* _Complete the following_
1. Reproduce a stretch of the libcudf C++ API guide verbatim, beginning at the words "As libcudf transitions" and stopping after the words "located in cudf/src/copying.".
2. Resume the libcudf C++ API guide after its last sentence and write the next part.

── Text passage

Skip to content

Instantly share code, notes, and snippets.

@jrhemstad
Last active July 11, 2019 18:49
Show Gist options
  • Save jrhemstad/717054db12c3755a8c4a7f40647ddfb6 to your computer and use it in GitHub Desktop.
Save jrhemstad/717054db12c3755a8c4a7f40647ddfb6 to your computer and use it in GitHub Desktop.
Guide for transitioning a C API to C++ API

Overview

As libcudf transitions from a C API to C++ API, this is a list of guidance on what should be done for all new PRs against libcudf.

File Structure

In lieu of the monolithic functions.h, external function APIs should be grouped based on functionality into an appropriately titled header file cudf/cpp/include/. For example, cudf/cpp/include/copying.hpp contains the APIs for functions related to copying from one column to another. Note the .hpp file extension used to indicate a C++ header file.

As existing functions are ported from a C to C++ API, new header files will need to be added to cudf/cpp/include/. For naming of these headers, it should be consistent with the name of the folder that contains the implementation of the API. For example, the implementation of the APIs found in cudf/cpp/include/copying.hpp are located in cudf/src/copying.

API Design

Namespaces

All external APIs should be placed in the cudf namespace. For example:

namespace cudf{

  void some_function(...);

} // namespace cudf

detail Namespace

Utility functions that are for use only in libcudf internals, but can be reused in many places should be placed in the cudf::detail namespace. For example:

namespace cudf{
namespace detail{
void reusable_utility_function(...);
} // namespace detail
} // namespace cudf

Anonymous Namespaces

All functions specific to a translation unit should be placed in an anonymous namespace.

Example:

namespace {
void some_specific_helper_function(...);
} // namespace

Data Structures

cudf::column

A replacement abstraction for gdf_column is actively being designed: rapidsai/cudf#1443

Until that design is complete, continue to use gdf_columns as usual.

────
── Data

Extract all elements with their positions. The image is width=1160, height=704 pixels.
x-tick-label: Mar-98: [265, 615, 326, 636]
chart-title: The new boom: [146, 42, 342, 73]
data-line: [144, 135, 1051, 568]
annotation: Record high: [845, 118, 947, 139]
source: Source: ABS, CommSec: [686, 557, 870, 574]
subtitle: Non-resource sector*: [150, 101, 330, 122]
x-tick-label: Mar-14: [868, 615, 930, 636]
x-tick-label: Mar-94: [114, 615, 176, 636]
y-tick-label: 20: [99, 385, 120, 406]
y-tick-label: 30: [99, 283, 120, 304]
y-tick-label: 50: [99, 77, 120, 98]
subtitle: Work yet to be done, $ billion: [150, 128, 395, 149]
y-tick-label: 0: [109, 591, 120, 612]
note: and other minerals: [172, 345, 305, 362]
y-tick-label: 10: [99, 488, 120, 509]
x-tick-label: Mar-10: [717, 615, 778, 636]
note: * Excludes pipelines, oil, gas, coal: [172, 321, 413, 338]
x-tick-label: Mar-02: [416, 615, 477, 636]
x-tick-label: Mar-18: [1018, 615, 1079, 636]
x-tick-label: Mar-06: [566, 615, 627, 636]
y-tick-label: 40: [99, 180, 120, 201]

────

* _Final results_
1.
As libcudf transitions from a C API to C++ API, this is a list of guidance on what should be done for all new PRs against libcudf.

File Structure

In lieu of the monolithic functions.h, external function APIs should be grouped based on functionality into an appropriately titled header file cudf/cpp/include/. For example, cudf/cpp/include/copying.hpp contains the APIs for functions related to copying from one column to another. Note the .hpp file extension used to indicate a C++ header file.

As existing functions are ported from a C to C++ API, new header files will need to be added to cudf/cpp/include/. For naming of these headers, it should be consistent with the name of the folder that contains the implementation of the API. For example, the implementation of the APIs found in cudf/cpp/include/copying.hpp are located in cudf/src/copying.

2.
cudf::table

It is common for an API to work on a set of N gdf_columns of equal size which required an API to do something like the following:

void some_multi_col_function(gdf_column * cols[], int num_cols);

A simple wrapper class called cudf::table is defined in cudf/cpp/src/table/table.hpp to provide a convenient abstraction for the above use case. This class should be used any time a function is operating on a collection of gdf_columns of equal size.

For example, the above becomes:

void some_multi_col_function(cudf::table & table);

Input/Output Style

The preferred style for how inputs are passed in and outputs are returned is the following:

  • Inputs
    • Expensive to copy types --- pass by constant reference
    • Inexpensive to copy types --- pass by value
  • In/Outs - Pass via pointer
  • Outputs - Returned by value

For example:

namespace cudf{
column some_function( cudf::table const& input_table, cudf::table * input_output_table, int size){
  column col;
  // Do stuff to create output col
  ...
  // Return the result column of this function
  return col;
}
}

And the usage would be:

cudf::table input;
cudf::table in_out;
int size;
column output = cudf::some_function(input, &in_out, size);

Multiple Return Values

Sometimes it is necessary for functions to have multiple outputs. There are a few ways this can be done in C++ (including creating a struct for the output). One convenient way to do this is using std::tie and std::make_tuple.

auto return_multiple_outputs(void){
  cudf::table out0;
  cudf::table out1;
  ...
  // Do stuff with out0, out1
  
  // Return a tuple of all the outputs
  return std::make_tuple(out0, out1);
}


cudf::table out0;
cudf::table out1;
std::tie(out0, out1) = cudf::return_multiple_outputs();

Error Checking

The gdf_error codes are deprecated. Instead, libcudf functions should prefer throwing exceptions.

In place of the GDF_REQUIRES convenience macro, the CUDF_EXPECTS macro is provided in cudf/cpp/src/utilities/error_utils.hpp.

Similar to GDF_REQUIRES, CUDF_EXPECTS will throw an exception if a condition is violated. The first argument is the conditional expression that can be evaluated as a boolean expression and is expected to resolve to true under normal conditions. If the conditional evaluates to false, then an error has occurred and an instance of cudf::logic_error is thrown. The second argument to CUDF_EXPECTS is a short description of the error that has occurred if the conditional is false.

Example usage:

CUDF_EXPECTS(lhs->dtype == rhs->dtype, "Column type mismatch");

There are times where a particular code path, if reached, should indicate an error no matter what. For example, in the default case of a switch statement where the only valid code paths are in one of the case statements.

For these cases, the CUDF_FAIL convenience macro should be used. This is effectively the same as doing CUDF_EXPECTS(false, reason).

Example:

CUDF_FAIL("This code path should not be reached.");

CUDA Error Checking

Checking for the succesful completion of CUDA runtime API functions should continue to be done via the CUDA_TRY macro. Note that this macro has been updated to throw an exception of type cudf::cuda_error if the return value of the CUDA API does not return cudaSuccess. The thrown exception will include a description of the CUDA error code that occurred in it's what() message.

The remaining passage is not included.